→ STATED TASK 1:
In the entries, reproduce everything from the first line down to the line containing "Text: O: O xyxy=(550,227,573,253)", replacing "PFGE" with "PEG" and leaving all else unchanged.

→ SOURCE EXTRACT:
* Begin *
# Laynes - near Crown Point and Shuffledogs



## Drewster (Dec 1, 2013)

One for you Leeds chaps.

Just spent the day in Leeds visiting eldest daughter and apart from wandering around the shops we popped to Laynes newest place just nect to the Old Tetley Brewery and opposite Crown Point....

Apparently only opened recently... situated in a trendy/industrial/workshoppy place.

A mix of Bar/Food & Coffee....

Good atmosphere and vibe - I was there early afternoon so all fairly family based.... a couple of parents with kids eating, a few couples with coffee/tea & cake and a few having a beer.

I think in the evenings it is more a youngsters hang out pre-&-post clubbing.

Only doing espresso based coffee at the moment but I had a couple of flat whites which were very nice...

After a bit more shopping we ended up at Shuffledogs which is run by Brewdogs....

A very wide range of beers and 3 or 4 Shuffle board "tables" in the basement.

The beer was very nice and I am shite at Shuffle board...

They were also advertising various coffees and brews - "We are as serious about our coffee as we are about our beer"...

Given they are really serious (and good) at beer the coffee should be worth a try (I had to run for a train so didn't have time to try it out).


----------



## forzajuve (Feb 2, 2011)

Laynes on the station approach is really good, is this a new venture from the same? Can't stand brewdog but I'm sure the coffee will be good.


----------



## Drewster (Dec 1, 2013)

forzajuve said:


> Laynes on the station approach is really good, is this a new venture from the same? Can't stand brewdog but I'm sure the coffee will be good.


So I am told.....

The Brewdog place had about 30 odd beers..... should find something you like


----------



## Gallant (Jul 3, 2015)

New place by Laynes is a part of Sheaf St. Cafeteria / Duke Studios, half Laynes half can and bottle bar (mostly a craft beer affair, with a small backbar of spirits and possibly a few beers on tap, I was in a rush whilst I was in). I think the Laynes side is open until just after most work places close up (though don't quote me on that), and the bar is open Friday and Saturday's until 'late' from what I've gathered from social media.

Big shuttered warehouse type building, they bang the shutters up when it's nice and sunny making nice and sunny inside, the beer garden around the back is a nice place to chill out in. I'll likely pop back at some point but it's the wrong side of town for me to be getting across to.


----------
* End *
→ STATED TASK 2:
Translate the following sentence from the forum thread on Leeds cafés and bars into French: "I'll likely pop back at some point but it's the wrong side of town for me to be getting across to."

→ EXERCISE INPUTS:
* Begin *
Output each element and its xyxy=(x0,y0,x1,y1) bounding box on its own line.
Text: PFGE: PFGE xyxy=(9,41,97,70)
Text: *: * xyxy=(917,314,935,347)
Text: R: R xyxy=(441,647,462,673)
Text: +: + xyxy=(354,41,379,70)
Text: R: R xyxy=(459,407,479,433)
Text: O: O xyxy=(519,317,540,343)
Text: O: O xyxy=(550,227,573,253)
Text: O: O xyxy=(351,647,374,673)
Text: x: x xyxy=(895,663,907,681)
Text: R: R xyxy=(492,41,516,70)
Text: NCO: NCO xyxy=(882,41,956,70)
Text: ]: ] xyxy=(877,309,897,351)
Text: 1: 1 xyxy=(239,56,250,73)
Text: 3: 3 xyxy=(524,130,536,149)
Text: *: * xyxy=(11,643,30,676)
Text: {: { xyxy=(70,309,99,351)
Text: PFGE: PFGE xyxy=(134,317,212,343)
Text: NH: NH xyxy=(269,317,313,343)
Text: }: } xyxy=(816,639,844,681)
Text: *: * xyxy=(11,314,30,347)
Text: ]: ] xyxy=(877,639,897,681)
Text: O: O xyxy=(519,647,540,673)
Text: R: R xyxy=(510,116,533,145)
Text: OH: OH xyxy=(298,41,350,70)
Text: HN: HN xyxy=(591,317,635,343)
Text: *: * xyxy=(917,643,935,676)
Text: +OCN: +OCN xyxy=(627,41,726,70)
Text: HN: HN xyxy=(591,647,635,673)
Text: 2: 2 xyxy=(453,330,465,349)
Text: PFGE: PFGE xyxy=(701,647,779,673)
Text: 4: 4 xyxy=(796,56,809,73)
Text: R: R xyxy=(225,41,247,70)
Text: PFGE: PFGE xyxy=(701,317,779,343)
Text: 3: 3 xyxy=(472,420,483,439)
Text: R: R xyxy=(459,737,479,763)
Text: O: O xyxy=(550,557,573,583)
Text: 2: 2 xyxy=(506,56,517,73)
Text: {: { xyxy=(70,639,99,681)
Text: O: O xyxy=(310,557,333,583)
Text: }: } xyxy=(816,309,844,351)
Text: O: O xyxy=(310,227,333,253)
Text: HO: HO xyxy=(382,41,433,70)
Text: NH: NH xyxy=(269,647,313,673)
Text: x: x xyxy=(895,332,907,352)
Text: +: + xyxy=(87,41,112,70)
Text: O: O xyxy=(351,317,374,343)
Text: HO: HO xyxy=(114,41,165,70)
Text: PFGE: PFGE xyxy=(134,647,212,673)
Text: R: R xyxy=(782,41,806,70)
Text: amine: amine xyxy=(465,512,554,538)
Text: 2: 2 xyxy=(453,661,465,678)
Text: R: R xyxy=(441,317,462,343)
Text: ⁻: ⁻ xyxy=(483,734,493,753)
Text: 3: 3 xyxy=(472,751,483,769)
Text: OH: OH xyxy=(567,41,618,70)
* End *
→ TASK OUTPUT 1:
Output each element and its xyxy=(x0,y0,x1,y1) bounding box on its own line.
Text: PEG: PEG xyxy=(9,41,97,70)
Text: *: * xyxy=(917,314,935,347)
Text: R: R xyxy=(441,647,462,673)
Text: +: + xyxy=(354,41,379,70)
Text: R: R xyxy=(459,407,479,433)
Text: O: O xyxy=(519,317,540,343)
Text: O: O xyxy=(550,227,573,253)

→ TASK OUTPUT 2:
J'y repasserai sans doute à un moment donné, mais c'est du mauvais côté de la ville pour que je puisse m'y rendre facilement.